(Dataset items)
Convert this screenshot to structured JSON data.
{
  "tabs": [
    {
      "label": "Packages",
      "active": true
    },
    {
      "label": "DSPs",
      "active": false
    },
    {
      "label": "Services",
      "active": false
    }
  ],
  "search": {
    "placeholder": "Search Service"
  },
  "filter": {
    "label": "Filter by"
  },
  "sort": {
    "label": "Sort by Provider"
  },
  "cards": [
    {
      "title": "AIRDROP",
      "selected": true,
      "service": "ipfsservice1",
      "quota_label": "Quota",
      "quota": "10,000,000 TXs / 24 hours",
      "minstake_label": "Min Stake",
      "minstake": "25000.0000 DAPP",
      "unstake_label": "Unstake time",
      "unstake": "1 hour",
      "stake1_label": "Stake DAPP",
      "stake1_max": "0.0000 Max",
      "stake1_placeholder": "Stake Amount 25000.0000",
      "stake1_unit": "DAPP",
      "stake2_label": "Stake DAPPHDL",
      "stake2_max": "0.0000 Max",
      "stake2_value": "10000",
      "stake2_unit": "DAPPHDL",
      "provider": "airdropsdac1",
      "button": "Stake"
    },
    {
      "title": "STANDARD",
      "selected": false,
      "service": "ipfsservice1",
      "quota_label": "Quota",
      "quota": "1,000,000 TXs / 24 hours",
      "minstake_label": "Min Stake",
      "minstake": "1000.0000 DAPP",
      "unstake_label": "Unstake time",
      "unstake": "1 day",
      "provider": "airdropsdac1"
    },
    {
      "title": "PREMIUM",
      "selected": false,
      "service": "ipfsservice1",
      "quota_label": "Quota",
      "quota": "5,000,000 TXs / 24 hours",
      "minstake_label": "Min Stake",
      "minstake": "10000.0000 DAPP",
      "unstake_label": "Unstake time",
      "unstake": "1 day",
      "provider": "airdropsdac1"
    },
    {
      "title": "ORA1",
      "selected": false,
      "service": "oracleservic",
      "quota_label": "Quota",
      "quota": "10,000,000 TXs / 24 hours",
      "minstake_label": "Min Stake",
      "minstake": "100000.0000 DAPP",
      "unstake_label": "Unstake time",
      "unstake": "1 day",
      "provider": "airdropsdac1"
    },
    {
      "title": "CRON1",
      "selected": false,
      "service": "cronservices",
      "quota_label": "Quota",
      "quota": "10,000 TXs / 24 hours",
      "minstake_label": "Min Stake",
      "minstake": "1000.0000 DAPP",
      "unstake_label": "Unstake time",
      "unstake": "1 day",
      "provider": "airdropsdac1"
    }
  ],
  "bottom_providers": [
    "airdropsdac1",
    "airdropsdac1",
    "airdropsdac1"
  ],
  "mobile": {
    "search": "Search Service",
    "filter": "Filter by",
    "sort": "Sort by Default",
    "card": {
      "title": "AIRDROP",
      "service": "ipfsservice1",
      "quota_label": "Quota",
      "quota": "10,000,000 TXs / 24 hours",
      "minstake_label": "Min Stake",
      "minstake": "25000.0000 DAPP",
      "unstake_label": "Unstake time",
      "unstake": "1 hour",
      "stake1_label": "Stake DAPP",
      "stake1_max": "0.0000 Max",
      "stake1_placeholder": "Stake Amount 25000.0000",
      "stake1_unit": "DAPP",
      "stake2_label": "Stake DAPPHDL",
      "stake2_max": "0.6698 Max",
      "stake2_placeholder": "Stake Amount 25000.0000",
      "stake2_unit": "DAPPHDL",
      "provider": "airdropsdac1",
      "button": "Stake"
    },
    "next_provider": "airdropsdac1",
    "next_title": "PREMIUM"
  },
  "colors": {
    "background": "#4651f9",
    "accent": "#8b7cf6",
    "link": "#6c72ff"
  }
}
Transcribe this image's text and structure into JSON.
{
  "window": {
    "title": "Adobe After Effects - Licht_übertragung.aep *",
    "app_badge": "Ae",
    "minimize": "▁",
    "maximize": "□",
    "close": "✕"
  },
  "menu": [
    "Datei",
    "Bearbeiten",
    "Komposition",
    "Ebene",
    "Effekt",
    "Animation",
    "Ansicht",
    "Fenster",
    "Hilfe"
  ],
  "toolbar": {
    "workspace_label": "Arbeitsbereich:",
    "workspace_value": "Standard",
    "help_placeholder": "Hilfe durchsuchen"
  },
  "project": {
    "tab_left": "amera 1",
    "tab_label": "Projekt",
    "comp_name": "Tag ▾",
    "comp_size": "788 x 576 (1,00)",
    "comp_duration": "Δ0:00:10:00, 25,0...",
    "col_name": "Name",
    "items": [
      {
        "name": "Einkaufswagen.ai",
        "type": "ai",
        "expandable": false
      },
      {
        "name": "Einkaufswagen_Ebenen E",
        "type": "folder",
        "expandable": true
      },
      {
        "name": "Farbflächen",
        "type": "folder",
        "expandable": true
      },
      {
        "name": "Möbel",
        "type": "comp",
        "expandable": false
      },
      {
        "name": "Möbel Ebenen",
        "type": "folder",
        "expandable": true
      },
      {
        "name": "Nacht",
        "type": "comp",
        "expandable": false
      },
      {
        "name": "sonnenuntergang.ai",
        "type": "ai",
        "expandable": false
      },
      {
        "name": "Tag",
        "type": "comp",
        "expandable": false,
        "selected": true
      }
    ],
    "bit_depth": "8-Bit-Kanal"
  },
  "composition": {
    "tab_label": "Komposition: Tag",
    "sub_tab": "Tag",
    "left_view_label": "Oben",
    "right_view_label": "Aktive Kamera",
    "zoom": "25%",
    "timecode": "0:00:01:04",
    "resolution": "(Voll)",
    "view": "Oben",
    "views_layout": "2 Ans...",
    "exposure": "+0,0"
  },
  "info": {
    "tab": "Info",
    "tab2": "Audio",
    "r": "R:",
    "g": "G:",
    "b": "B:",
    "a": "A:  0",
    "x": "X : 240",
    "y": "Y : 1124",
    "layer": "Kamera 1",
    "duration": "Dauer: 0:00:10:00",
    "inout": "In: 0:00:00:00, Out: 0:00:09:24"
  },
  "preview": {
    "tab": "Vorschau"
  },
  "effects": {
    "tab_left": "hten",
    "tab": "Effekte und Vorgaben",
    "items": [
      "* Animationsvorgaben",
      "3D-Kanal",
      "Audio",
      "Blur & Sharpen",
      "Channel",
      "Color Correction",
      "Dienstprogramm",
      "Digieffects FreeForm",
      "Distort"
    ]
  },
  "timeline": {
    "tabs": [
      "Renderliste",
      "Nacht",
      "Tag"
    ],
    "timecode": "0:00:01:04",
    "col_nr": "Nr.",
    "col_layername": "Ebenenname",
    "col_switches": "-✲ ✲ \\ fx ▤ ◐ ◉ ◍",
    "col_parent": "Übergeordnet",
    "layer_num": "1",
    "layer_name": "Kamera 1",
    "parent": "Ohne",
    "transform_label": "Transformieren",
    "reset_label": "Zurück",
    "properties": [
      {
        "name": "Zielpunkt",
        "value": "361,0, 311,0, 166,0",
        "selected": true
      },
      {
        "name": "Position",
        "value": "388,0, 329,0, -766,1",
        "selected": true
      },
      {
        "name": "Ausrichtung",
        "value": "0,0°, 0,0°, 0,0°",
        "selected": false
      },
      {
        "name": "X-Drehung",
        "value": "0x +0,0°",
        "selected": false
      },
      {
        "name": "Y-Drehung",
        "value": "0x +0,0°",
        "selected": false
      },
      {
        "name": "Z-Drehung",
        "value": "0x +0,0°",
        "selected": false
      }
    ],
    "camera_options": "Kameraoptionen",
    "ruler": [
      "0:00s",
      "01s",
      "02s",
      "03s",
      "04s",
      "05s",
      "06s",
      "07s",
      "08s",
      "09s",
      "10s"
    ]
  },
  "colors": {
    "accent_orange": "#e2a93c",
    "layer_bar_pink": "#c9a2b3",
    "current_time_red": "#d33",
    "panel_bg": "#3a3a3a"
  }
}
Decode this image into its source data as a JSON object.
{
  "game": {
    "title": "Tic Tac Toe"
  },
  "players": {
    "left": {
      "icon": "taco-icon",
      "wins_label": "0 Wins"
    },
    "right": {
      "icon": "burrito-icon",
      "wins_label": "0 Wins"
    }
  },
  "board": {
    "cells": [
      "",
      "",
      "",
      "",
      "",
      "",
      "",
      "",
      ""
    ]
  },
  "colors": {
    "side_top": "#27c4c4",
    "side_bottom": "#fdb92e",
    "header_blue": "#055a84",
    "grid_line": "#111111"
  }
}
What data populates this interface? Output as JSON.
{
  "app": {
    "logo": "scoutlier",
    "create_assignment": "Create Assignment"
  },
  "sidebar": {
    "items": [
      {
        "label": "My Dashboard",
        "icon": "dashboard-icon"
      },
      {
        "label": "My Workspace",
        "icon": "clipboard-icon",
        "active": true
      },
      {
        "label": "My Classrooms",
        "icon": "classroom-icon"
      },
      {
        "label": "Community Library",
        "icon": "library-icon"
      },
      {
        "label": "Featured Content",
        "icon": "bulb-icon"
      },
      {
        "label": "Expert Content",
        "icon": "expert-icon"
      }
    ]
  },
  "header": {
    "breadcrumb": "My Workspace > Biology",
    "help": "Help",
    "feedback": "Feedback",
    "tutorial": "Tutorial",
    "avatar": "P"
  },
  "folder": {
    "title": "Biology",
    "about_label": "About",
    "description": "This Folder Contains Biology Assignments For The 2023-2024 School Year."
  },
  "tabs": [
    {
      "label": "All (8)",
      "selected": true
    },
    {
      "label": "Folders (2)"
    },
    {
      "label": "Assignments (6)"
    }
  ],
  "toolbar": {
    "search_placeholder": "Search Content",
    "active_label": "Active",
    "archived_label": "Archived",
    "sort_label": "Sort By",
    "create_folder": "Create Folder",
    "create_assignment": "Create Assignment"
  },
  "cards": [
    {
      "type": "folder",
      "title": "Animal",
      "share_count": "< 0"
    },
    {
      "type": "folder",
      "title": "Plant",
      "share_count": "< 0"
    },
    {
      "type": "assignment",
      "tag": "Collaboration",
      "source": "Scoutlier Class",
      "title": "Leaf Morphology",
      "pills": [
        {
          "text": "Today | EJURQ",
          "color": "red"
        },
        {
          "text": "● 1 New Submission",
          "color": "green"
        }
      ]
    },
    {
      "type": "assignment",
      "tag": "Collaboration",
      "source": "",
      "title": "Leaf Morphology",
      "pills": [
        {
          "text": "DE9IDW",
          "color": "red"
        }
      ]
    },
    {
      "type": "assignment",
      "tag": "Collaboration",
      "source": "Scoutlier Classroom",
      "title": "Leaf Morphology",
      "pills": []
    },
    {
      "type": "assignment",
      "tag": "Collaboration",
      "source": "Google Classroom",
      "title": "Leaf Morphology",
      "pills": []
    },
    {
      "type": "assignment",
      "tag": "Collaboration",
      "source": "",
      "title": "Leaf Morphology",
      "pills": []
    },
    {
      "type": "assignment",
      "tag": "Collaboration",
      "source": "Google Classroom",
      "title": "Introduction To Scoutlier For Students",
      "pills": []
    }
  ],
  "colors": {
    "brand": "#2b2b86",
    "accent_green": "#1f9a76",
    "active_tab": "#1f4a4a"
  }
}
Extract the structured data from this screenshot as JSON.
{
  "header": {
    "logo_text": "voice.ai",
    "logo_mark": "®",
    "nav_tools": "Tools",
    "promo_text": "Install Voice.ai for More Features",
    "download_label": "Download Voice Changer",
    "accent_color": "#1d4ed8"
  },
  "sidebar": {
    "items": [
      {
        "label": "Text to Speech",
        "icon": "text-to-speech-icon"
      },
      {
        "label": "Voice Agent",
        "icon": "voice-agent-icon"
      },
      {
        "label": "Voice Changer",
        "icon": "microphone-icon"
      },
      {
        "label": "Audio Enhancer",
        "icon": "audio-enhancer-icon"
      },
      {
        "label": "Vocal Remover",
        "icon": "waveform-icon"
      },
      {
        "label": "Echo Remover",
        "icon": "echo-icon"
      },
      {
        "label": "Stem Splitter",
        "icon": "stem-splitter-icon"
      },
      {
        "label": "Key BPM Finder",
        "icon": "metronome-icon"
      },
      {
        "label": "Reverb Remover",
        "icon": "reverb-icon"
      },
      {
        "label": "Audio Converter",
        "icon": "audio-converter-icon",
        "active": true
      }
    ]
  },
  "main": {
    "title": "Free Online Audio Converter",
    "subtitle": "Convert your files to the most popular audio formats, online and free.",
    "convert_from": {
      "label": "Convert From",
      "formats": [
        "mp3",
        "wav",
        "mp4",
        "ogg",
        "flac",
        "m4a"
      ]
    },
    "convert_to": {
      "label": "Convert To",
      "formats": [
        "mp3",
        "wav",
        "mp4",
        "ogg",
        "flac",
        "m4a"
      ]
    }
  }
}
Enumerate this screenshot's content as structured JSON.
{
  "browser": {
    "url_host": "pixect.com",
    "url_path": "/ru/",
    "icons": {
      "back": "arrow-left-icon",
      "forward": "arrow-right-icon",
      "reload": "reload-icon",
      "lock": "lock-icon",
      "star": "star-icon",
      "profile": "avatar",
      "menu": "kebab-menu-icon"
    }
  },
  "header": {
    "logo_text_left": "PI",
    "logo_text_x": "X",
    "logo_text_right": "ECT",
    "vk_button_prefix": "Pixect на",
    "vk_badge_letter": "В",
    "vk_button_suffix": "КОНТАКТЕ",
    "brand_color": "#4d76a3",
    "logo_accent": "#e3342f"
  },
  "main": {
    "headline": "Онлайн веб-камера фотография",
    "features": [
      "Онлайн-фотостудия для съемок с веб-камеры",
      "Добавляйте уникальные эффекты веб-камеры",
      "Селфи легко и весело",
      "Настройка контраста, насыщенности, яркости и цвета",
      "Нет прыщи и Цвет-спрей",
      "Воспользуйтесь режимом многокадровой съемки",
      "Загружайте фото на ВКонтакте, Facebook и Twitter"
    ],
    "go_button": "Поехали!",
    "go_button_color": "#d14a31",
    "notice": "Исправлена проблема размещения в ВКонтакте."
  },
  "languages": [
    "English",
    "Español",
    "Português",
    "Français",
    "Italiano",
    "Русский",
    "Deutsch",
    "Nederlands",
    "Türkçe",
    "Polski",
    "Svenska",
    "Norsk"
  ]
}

- **TASK TO COMPLETE**:
Copy every line of the entries above in which "source" occurs.

- **ANSWER TO THE PROBLEM**:
Decode this image into its source data as a JSON object.
      "source": "Scoutlier Class",
      "source": "",
      "source": "Scoutlier Classroom",
      "source": "Google Classroom",
      "source": "",
      "source": "Google Classroom",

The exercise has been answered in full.